(Excerpt from a dataset)

START

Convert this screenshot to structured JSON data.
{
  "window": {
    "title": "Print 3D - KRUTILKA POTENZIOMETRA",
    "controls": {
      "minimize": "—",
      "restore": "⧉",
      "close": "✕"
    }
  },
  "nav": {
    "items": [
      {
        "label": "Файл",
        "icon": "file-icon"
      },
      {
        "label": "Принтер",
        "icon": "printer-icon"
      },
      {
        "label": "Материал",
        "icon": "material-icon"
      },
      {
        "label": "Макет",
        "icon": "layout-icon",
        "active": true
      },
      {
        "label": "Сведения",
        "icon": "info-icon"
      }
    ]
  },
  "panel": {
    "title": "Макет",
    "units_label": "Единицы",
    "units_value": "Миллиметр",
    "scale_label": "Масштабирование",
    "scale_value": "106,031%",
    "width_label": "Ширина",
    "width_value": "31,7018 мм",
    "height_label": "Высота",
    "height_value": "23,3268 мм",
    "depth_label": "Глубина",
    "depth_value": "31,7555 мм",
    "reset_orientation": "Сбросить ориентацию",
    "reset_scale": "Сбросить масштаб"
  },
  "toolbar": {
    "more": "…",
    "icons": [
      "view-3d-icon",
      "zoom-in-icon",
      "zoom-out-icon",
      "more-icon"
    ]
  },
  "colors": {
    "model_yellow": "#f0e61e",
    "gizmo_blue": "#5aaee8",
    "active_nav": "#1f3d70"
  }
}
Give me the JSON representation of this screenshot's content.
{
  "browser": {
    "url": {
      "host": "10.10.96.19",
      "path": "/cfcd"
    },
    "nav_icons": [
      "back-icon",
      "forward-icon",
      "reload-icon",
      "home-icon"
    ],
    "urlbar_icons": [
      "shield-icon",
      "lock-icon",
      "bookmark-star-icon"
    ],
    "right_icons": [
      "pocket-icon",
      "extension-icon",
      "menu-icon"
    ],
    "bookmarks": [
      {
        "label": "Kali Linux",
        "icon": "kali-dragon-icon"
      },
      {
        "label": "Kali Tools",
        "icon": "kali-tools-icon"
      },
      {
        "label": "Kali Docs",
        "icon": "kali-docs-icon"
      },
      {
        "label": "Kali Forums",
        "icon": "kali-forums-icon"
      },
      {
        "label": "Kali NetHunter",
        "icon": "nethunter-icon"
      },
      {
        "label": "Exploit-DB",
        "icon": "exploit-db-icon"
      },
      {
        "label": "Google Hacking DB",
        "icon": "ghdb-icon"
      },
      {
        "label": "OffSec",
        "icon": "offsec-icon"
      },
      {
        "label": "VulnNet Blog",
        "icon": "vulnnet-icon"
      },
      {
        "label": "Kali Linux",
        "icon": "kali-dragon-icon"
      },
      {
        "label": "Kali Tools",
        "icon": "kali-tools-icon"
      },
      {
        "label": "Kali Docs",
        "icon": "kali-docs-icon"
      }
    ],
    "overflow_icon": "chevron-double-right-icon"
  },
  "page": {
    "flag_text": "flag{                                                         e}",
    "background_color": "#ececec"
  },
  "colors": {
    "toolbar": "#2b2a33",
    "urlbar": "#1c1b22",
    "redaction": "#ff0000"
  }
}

END

§ **SHORT TASK**
Pick out every line above that contains the word "screenshot" and copy it.

§ **FULL RESPONSE**
Convert this screenshot to structured JSON data.
Give me the JSON representation of this screenshot's content.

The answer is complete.